START Given data
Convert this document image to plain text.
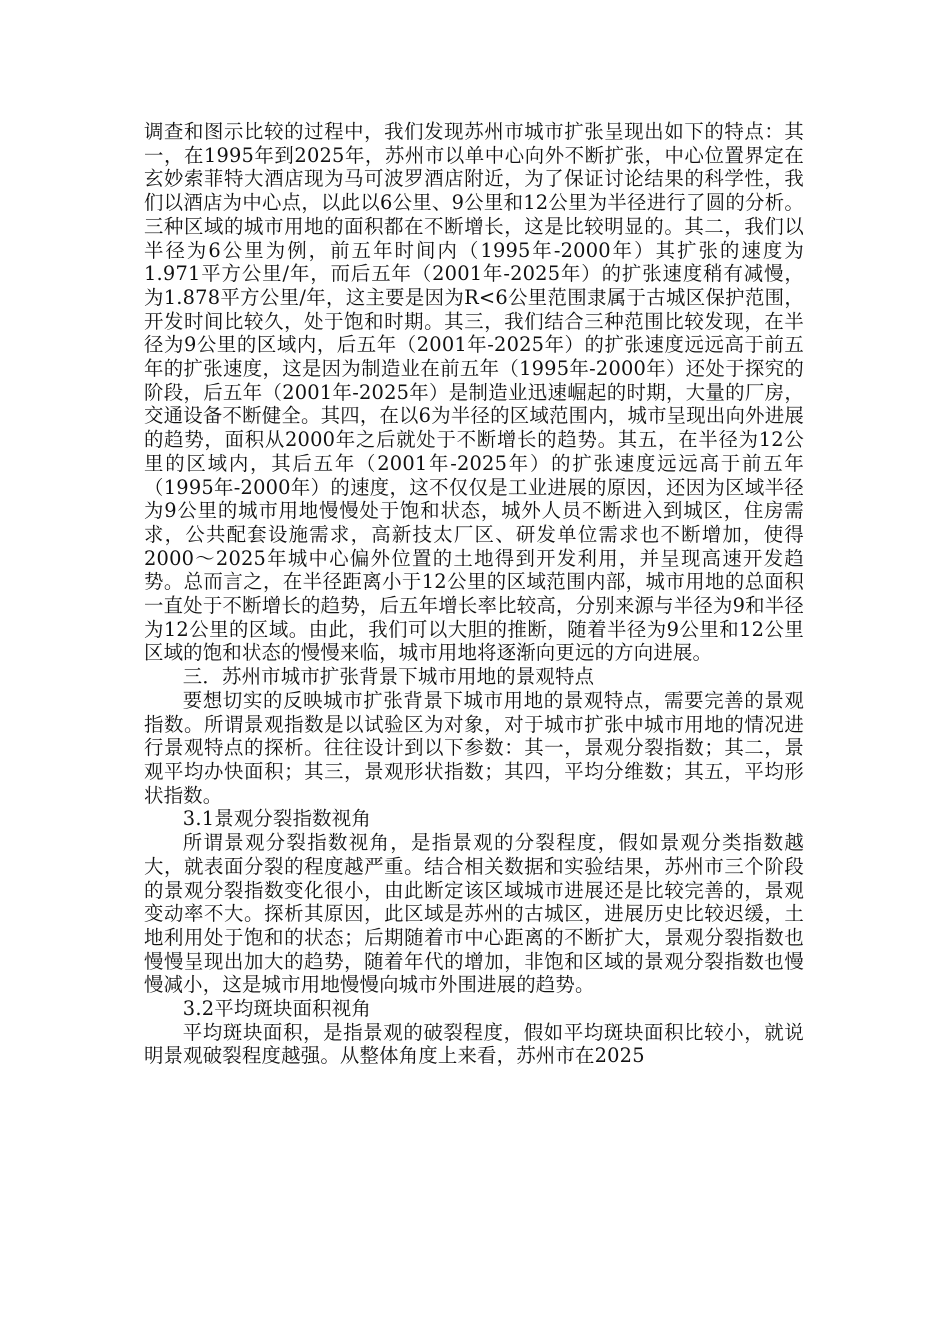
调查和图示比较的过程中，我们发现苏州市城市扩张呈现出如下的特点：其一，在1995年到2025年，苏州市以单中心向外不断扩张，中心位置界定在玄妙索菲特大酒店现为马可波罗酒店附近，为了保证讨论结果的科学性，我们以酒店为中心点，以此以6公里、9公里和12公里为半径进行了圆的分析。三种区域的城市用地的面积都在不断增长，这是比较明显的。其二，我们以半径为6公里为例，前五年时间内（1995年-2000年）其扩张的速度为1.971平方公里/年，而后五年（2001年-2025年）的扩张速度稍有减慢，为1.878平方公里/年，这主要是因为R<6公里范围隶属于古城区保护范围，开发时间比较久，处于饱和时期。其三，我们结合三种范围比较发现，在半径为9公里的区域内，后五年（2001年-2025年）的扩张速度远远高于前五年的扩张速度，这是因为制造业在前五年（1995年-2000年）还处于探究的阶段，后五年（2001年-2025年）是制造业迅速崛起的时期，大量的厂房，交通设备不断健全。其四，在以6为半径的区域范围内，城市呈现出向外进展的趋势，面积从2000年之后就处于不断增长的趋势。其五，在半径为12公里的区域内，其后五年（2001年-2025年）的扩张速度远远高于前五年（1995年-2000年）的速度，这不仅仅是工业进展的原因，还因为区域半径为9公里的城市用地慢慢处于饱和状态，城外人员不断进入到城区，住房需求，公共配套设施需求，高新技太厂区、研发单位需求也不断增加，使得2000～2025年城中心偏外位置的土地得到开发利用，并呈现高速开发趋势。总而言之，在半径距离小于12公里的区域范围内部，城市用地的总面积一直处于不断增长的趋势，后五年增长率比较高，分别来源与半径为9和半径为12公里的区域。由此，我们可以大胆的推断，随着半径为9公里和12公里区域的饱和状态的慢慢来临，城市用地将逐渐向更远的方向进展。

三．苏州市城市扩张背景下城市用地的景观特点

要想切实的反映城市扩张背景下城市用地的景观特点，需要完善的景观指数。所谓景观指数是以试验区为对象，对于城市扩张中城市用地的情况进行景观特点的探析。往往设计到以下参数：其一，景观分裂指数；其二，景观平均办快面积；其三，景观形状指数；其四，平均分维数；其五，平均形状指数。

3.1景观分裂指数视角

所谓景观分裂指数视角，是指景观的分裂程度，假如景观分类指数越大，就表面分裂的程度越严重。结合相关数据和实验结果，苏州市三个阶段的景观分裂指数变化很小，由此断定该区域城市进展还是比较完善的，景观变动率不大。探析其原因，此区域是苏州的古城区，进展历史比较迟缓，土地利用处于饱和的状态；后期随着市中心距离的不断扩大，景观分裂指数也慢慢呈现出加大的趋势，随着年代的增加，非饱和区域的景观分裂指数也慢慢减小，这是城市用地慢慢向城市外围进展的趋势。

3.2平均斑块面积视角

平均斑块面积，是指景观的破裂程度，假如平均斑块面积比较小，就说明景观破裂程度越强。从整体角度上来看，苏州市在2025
END Given data
START Given data
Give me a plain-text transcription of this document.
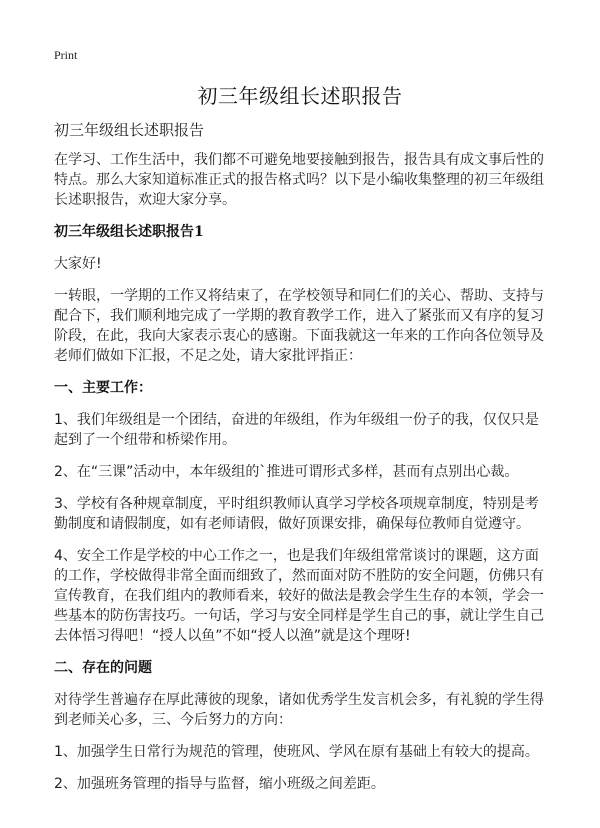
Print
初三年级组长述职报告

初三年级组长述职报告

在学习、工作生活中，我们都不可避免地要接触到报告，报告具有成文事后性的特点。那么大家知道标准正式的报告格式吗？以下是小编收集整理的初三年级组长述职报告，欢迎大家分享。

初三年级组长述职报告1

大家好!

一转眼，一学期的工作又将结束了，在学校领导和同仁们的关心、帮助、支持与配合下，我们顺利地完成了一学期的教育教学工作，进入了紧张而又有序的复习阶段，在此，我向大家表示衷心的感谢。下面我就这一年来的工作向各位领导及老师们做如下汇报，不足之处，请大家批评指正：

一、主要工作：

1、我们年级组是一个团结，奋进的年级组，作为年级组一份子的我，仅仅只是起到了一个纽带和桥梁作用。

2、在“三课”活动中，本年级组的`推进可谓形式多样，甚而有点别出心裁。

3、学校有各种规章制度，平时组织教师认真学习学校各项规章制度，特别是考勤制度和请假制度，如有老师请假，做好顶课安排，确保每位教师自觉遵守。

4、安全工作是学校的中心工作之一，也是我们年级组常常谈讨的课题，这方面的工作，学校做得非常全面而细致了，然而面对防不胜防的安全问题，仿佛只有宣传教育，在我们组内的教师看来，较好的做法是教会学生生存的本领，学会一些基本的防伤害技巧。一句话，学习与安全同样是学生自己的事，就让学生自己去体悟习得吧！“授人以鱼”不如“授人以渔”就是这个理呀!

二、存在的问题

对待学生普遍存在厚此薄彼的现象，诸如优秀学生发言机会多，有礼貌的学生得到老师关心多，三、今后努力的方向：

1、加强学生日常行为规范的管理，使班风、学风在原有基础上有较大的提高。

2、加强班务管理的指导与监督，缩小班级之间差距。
END Given data
Task description:
Extract every line that has the string "this" in it.

Result:
Convert this document image to plain text.
Give me a plain-text transcription of this document.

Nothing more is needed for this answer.